__To do__
Scan the listing below and copy every line holding "参加实物资产的清查".

▼

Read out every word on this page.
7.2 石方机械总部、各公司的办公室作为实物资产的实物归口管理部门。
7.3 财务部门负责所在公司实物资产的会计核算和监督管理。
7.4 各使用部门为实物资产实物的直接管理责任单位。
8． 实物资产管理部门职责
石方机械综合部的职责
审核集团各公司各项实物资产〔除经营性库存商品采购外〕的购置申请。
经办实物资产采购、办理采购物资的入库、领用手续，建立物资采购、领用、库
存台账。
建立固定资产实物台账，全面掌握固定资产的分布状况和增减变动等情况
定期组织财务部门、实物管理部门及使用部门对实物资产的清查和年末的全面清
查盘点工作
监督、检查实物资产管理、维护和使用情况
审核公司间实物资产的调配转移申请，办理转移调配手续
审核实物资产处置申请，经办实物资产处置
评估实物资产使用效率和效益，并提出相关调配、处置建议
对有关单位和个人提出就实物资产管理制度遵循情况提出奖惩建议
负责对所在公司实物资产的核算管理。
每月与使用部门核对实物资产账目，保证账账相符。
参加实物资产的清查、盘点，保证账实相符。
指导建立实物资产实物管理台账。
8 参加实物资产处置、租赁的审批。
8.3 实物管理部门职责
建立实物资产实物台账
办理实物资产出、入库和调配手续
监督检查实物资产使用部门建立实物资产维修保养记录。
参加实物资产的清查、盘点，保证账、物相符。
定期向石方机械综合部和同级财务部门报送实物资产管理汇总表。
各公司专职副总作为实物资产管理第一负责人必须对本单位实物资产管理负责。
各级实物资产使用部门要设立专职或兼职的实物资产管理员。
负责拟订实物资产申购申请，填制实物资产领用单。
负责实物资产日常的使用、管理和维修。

▲

__Written answer__
参加实物资产的清查、盘点，保证账实相符。
参加实物资产的清查、盘点，保证账、物相符。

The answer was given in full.